» **Description of the task**
Reproduce the entire listing word for word.

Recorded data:
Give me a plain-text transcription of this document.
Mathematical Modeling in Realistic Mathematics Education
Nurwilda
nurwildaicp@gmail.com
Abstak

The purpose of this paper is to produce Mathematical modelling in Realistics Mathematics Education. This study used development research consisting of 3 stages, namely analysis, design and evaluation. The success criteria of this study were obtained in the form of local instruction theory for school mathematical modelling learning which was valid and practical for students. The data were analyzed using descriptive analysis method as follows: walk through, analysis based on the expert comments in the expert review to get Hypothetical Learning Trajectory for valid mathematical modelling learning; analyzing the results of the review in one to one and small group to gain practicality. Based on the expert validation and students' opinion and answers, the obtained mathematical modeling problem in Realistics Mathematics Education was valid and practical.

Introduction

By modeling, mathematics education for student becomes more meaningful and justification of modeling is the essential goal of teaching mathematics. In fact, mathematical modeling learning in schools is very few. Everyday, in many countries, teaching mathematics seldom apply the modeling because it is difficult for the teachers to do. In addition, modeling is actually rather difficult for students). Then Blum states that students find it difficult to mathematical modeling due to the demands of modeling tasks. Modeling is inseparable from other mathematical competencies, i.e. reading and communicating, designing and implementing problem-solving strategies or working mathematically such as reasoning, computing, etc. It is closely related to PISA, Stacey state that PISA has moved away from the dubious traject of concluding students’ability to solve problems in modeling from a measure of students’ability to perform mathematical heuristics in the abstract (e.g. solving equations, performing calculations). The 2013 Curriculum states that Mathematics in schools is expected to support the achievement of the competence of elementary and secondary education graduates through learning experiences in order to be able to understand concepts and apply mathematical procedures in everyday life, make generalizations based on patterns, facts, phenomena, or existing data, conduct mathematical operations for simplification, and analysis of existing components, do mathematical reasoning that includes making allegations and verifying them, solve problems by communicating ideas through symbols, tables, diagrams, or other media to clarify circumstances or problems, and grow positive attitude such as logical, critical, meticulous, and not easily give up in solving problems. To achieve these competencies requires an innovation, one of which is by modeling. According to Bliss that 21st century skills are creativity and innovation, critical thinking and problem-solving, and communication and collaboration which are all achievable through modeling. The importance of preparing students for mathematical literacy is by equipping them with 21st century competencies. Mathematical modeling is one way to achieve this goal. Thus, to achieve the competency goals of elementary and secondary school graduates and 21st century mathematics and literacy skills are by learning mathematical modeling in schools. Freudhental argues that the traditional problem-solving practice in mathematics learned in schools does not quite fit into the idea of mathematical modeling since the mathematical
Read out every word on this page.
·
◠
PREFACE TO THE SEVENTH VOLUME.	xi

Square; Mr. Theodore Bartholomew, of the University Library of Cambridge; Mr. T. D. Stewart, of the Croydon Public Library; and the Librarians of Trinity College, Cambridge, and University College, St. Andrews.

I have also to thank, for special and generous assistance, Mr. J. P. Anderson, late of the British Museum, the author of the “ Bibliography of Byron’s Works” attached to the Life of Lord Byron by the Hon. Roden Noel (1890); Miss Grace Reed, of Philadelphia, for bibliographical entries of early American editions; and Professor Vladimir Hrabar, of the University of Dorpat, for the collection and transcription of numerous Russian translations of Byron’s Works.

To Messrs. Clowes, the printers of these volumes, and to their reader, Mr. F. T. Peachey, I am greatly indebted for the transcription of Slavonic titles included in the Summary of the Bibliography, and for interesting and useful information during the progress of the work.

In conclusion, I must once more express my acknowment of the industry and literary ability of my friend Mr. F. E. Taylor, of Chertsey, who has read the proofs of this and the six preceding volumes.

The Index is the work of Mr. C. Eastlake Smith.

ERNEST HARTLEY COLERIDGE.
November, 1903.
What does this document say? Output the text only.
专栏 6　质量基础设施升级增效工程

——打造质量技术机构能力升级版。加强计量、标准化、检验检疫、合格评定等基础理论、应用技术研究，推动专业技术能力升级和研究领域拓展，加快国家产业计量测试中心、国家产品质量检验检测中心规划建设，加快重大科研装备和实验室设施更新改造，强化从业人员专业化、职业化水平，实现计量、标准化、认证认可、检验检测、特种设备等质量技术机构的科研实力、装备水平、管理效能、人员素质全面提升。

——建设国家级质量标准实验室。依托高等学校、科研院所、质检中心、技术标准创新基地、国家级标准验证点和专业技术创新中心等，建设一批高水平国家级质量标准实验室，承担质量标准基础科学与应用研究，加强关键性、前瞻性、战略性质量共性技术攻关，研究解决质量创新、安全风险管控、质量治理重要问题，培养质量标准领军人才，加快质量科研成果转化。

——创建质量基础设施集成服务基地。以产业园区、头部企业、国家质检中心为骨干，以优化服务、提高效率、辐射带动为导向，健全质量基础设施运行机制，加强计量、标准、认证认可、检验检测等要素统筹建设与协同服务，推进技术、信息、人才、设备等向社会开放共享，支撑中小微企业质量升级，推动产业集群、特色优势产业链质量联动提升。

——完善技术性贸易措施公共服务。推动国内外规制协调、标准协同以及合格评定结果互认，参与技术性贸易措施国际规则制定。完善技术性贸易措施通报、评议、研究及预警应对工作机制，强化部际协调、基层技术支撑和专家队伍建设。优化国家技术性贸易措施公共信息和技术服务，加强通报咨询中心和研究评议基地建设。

» **Correct answer**
Give me a plain-text transcription of this document.
Mathematical Modeling in Realistic Mathematics Education
Nurwilda
nurwildaicp@gmail.com
Abstak

The purpose of this paper is to produce Mathematical modelling in Realistics Mathematics Education. This study used development research consisting of 3 stages, namely analysis, design and evaluation. The success criteria of this study were obtained in the form of local instruction theory for school mathematical modelling learning which was valid and practical for students. The data were analyzed using descriptive analysis method as follows: walk through, analysis based on the expert comments in the expert review to get Hypothetical Learning Trajectory for valid mathematical modelling learning; analyzing the results of the review in one to one and small group to gain practicality. Based on the expert validation and students' opinion and answers, the obtained mathematical modeling problem in Realistics Mathematics Education was valid and practical.

Introduction

By modeling, mathematics education for student becomes more meaningful and justification of modeling is the essential goal of teaching mathematics. In fact, mathematical modeling learning in schools is very few. Everyday, in many countries, teaching mathematics seldom apply the modeling because it is difficult for the teachers to do. In addition, modeling is actually rather difficult for students). Then Blum states that students find it difficult to mathematical modeling due to the demands of modeling tasks. Modeling is inseparable from other mathematical competencies, i.e. reading and communicating, designing and implementing problem-solving strategies or working mathematically such as reasoning, computing, etc. It is closely related to PISA, Stacey state that PISA has moved away from the dubious traject of concluding students’ability to solve problems in modeling from a measure of students’ability to perform mathematical heuristics in the abstract (e.g. solving equations, performing calculations). The 2013 Curriculum states that Mathematics in schools is expected to support the achievement of the competence of elementary and secondary education graduates through learning experiences in order to be able to understand concepts and apply mathematical procedures in everyday life, make generalizations based on patterns, facts, phenomena, or existing data, conduct mathematical operations for simplification, and analysis of existing components, do mathematical reasoning that includes making allegations and verifying them, solve problems by communicating ideas through symbols, tables, diagrams, or other media to clarify circumstances or problems, and grow positive attitude such as logical, critical, meticulous, and not easily give up in solving problems. To achieve these competencies requires an innovation, one of which is by modeling. According to Bliss that 21st century skills are creativity and innovation, critical thinking and problem-solving, and communication and collaboration which are all achievable through modeling. The importance of preparing students for mathematical literacy is by equipping them with 21st century competencies. Mathematical modeling is one way to achieve this goal. Thus, to achieve the competency goals of elementary and secondary school graduates and 21st century mathematics and literacy skills are by learning mathematical modeling in schools. Freudhental argues that the traditional problem-solving practice in mathematics learned in schools does not quite fit into the idea of mathematical modeling since the mathematical
Read out every word on this page.
·
◠
PREFACE TO THE SEVENTH VOLUME.	xi

Square; Mr. Theodore Bartholomew, of the University Library of Cambridge; Mr. T. D. Stewart, of the Croydon Public Library; and the Librarians of Trinity College, Cambridge, and University College, St. Andrews.

I have also to thank, for special and generous assistance, Mr. J. P. Anderson, late of the British Museum, the author of the “ Bibliography of Byron’s Works” attached to the Life of Lord Byron by the Hon. Roden Noel (1890); Miss Grace Reed, of Philadelphia, for bibliographical entries of early American editions; and Professor Vladimir Hrabar, of the University of Dorpat, for the collection and transcription of numerous Russian translations of Byron’s Works.

To Messrs. Clowes, the printers of these volumes, and to their reader, Mr. F. T. Peachey, I am greatly indebted for the transcription of Slavonic titles included in the Summary of the Bibliography, and for interesting and useful information during the progress of the work.

In conclusion, I must once more express my acknowment of the industry and literary ability of my friend Mr. F. E. Taylor, of Chertsey, who has read the proofs of this and the six preceding volumes.

The Index is the work of Mr. C. Eastlake Smith.

ERNEST HARTLEY COLERIDGE.
November, 1903.
What does this document say? Output the text only.
专栏 6　质量基础设施升级增效工程

——打造质量技术机构能力升级版。加强计量、标准化、检验检疫、合格评定等基础理论、应用技术研究，推动专业技术能力升级和研究领域拓展，加快国家产业计量测试中心、国家产品质量检验检测中心规划建设，加快重大科研装备和实验室设施更新改造，强化从业人员专业化、职业化水平，实现计量、标准化、认证认可、检验检测、特种设备等质量技术机构的科研实力、装备水平、管理效能、人员素质全面提升。

——建设国家级质量标准实验室。依托高等学校、科研院所、质检中心、技术标准创新基地、国家级标准验证点和专业技术创新中心等，建设一批高水平国家级质量标准实验室，承担质量标准基础科学与应用研究，加强关键性、前瞻性、战略性质量共性技术攻关，研究解决质量创新、安全风险管控、质量治理重要问题，培养质量标准领军人才，加快质量科研成果转化。

——创建质量基础设施集成服务基地。以产业园区、头部企业、国家质检中心为骨干，以优化服务、提高效率、辐射带动为导向，健全质量基础设施运行机制，加强计量、标准、认证认可、检验检测等要素统筹建设与协同服务，推进技术、信息、人才、设备等向社会开放共享，支撑中小微企业质量升级，推动产业集群、特色优势产业链质量联动提升。

——完善技术性贸易措施公共服务。推动国内外规制协调、标准协同以及合格评定结果互认，参与技术性贸易措施国际规则制定。完善技术性贸易措施通报、评议、研究及预警应对工作机制，强化部际协调、基层技术支撑和专家队伍建设。优化国家技术性贸易措施公共信息和技术服务，加强通报咨询中心和研究评议基地建设。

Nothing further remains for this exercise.